___ Material for the task

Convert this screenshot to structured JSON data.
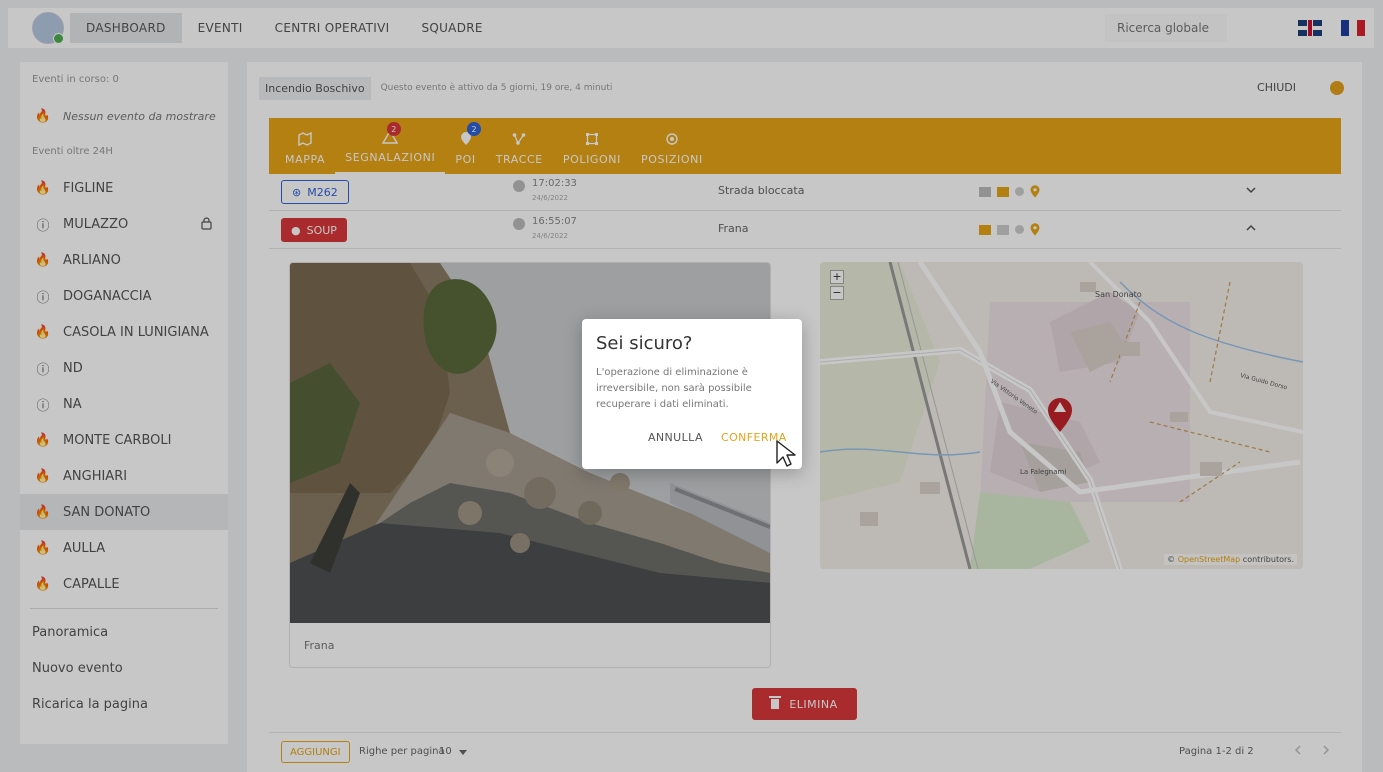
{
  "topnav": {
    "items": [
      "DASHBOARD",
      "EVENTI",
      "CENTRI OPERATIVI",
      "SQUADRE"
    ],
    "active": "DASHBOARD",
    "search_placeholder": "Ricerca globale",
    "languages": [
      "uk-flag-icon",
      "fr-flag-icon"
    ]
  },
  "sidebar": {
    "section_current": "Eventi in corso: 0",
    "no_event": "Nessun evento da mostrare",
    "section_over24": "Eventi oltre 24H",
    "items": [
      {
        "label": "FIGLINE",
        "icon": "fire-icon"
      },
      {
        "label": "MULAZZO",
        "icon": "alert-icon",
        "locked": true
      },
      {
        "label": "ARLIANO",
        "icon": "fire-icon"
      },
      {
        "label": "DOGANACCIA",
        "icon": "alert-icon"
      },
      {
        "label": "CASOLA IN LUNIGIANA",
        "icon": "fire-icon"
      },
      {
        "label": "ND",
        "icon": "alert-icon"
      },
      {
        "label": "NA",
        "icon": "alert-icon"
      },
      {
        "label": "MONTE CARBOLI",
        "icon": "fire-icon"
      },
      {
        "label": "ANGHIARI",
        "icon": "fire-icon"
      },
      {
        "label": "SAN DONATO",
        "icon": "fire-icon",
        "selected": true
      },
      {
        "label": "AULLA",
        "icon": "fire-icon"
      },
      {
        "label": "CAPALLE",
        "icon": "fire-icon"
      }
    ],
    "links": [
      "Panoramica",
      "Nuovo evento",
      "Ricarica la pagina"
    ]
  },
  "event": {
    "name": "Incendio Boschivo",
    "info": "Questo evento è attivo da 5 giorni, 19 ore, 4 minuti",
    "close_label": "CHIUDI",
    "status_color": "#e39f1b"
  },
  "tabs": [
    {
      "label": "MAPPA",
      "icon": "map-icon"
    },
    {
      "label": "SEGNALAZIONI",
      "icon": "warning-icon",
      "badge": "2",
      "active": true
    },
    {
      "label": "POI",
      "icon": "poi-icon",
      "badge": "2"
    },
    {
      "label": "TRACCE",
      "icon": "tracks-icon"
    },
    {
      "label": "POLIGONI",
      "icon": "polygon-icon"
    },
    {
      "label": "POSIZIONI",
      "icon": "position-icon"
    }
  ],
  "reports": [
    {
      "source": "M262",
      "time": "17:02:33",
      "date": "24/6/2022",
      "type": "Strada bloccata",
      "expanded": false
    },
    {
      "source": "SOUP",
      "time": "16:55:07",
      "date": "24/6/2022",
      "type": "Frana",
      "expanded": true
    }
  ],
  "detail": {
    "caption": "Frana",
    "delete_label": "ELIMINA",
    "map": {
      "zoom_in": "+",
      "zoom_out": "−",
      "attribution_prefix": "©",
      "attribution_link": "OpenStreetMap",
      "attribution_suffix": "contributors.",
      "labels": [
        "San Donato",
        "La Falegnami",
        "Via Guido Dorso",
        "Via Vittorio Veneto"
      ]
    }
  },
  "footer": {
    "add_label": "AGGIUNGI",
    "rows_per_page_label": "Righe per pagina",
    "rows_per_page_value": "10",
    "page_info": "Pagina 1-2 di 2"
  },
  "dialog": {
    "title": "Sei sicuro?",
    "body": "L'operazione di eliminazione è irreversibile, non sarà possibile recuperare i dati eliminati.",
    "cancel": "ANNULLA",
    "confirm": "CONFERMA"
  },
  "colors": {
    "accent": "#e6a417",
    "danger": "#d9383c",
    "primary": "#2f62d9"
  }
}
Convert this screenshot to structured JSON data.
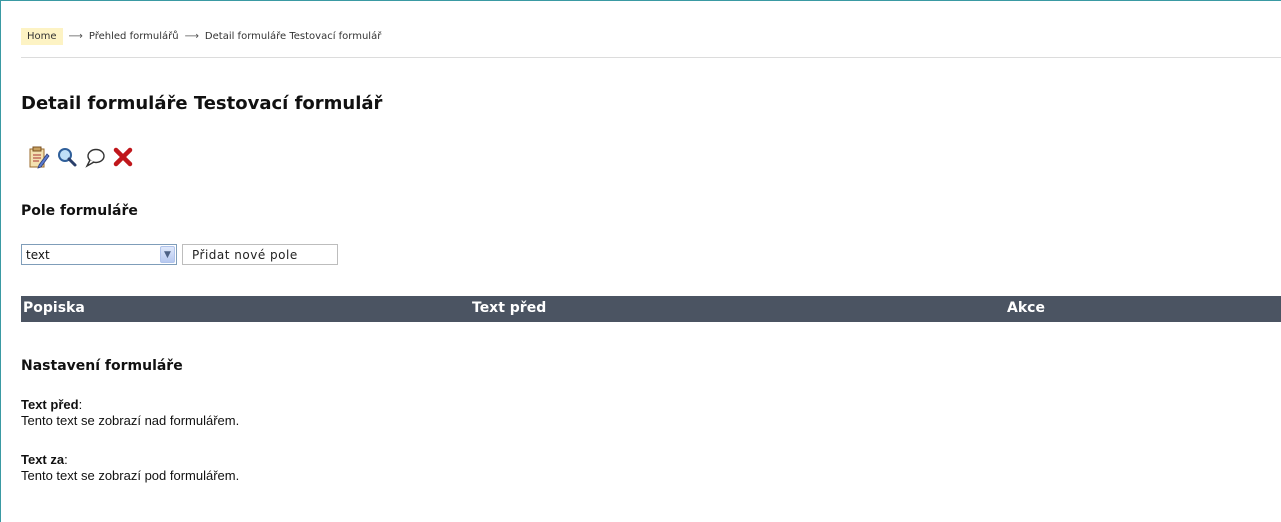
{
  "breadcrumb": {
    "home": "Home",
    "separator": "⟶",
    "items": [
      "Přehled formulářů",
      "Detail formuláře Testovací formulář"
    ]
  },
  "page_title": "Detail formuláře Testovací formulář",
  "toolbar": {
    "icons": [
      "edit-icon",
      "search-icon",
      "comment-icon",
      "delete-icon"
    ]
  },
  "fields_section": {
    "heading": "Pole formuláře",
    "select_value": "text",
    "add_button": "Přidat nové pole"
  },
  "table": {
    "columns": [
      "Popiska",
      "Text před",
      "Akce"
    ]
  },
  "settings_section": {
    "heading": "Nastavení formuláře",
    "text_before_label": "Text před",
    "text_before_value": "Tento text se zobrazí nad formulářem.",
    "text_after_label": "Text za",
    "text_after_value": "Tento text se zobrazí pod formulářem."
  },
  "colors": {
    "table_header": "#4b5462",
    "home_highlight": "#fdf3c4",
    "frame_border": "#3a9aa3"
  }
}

______

• [The request] Without the pictures, restate all the entries above exactly.

• [The solution]
Convert this screenshot to structured JSON data.
{
  "topnav": {
    "items": [
      "DASHBOARD",
      "EVENTI",
      "CENTRI OPERATIVI",
      "SQUADRE"
    ],
    "active": "DASHBOARD",
    "search_placeholder": "Ricerca globale",
    "languages": [
      "uk-flag-icon",
      "fr-flag-icon"
    ]
  },
  "sidebar": {
    "section_current": "Eventi in corso: 0",
    "no_event": "Nessun evento da mostrare",
    "section_over24": "Eventi oltre 24H",
    "items": [
      {
        "label": "FIGLINE",
        "icon": "fire-icon"
      },
      {
        "label": "MULAZZO",
        "icon": "alert-icon",
        "locked": true
      },
      {
        "label": "ARLIANO",
        "icon": "fire-icon"
      },
      {
        "label": "DOGANACCIA",
        "icon": "alert-icon"
      },
      {
        "label": "CASOLA IN LUNIGIANA",
        "icon": "fire-icon"
      },
      {
        "label": "ND",
        "icon": "alert-icon"
      },
      {
        "label": "NA",
        "icon": "alert-icon"
      },
      {
        "label": "MONTE CARBOLI",
        "icon": "fire-icon"
      },
      {
        "label": "ANGHIARI",
        "icon": "fire-icon"
      },
      {
        "label": "SAN DONATO",
        "icon": "fire-icon",
        "selected": true
      },
      {
        "label": "AULLA",
        "icon": "fire-icon"
      },
      {
        "label": "CAPALLE",
        "icon": "fire-icon"
      }
    ],
    "links": [
      "Panoramica",
      "Nuovo evento",
      "Ricarica la pagina"
    ]
  },
  "event": {
    "name": "Incendio Boschivo",
    "info": "Questo evento è attivo da 5 giorni, 19 ore, 4 minuti",
    "close_label": "CHIUDI",
    "status_color": "#e39f1b"
  },
  "tabs": [
    {
      "label": "MAPPA",
      "icon": "map-icon"
    },
    {
      "label": "SEGNALAZIONI",
      "icon": "warning-icon",
      "badge": "2",
      "active": true
    },
    {
      "label": "POI",
      "icon": "poi-icon",
      "badge": "2"
    },
    {
      "label": "TRACCE",
      "icon": "tracks-icon"
    },
    {
      "label": "POLIGONI",
      "icon": "polygon-icon"
    },
    {
      "label": "POSIZIONI",
      "icon": "position-icon"
    }
  ],
  "reports": [
    {
      "source": "M262",
      "time": "17:02:33",
      "date": "24/6/2022",
      "type": "Strada bloccata",
      "expanded": false
    },
    {
      "source": "SOUP",
      "time": "16:55:07",
      "date": "24/6/2022",
      "type": "Frana",
      "expanded": true
    }
  ],
  "detail": {
    "caption": "Frana",
    "delete_label": "ELIMINA",
    "map": {
      "zoom_in": "+",
      "zoom_out": "−",
      "attribution_prefix": "©",
      "attribution_link": "OpenStreetMap",
      "attribution_suffix": "contributors.",
      "labels": [
        "San Donato",
        "La Falegnami",
        "Via Guido Dorso",
        "Via Vittorio Veneto"
      ]
    }
  },
  "footer": {
    "add_label": "AGGIUNGI",
    "rows_per_page_label": "Righe per pagina",
    "rows_per_page_value": "10",
    "page_info": "Pagina 1-2 di 2"
  },
  "dialog": {
    "title": "Sei sicuro?",
    "body": "L'operazione di eliminazione è irreversibile, non sarà possibile recuperare i dati eliminati.",
    "cancel": "ANNULLA",
    "confirm": "CONFERMA"
  },
  "colors": {
    "accent": "#e6a417",
    "danger": "#d9383c",
    "primary": "#2f62d9"
  }
}
Convert this screenshot to structured JSON data.
{
  "breadcrumb": {
    "home": "Home",
    "separator": "⟶",
    "items": [
      "Přehled formulářů",
      "Detail formuláře Testovací formulář"
    ]
  },
  "page_title": "Detail formuláře Testovací formulář",
  "toolbar": {
    "icons": [
      "edit-icon",
      "search-icon",
      "comment-icon",
      "delete-icon"
    ]
  },
  "fields_section": {
    "heading": "Pole formuláře",
    "select_value": "text",
    "add_button": "Přidat nové pole"
  },
  "table": {
    "columns": [
      "Popiska",
      "Text před",
      "Akce"
    ]
  },
  "settings_section": {
    "heading": "Nastavení formuláře",
    "text_before_label": "Text před",
    "text_before_value": "Tento text se zobrazí nad formulářem.",
    "text_after_label": "Text za",
    "text_after_value": "Tento text se zobrazí pod formulářem."
  },
  "colors": {
    "table_header": "#4b5462",
    "home_highlight": "#fdf3c4",
    "frame_border": "#3a9aa3"
  }
}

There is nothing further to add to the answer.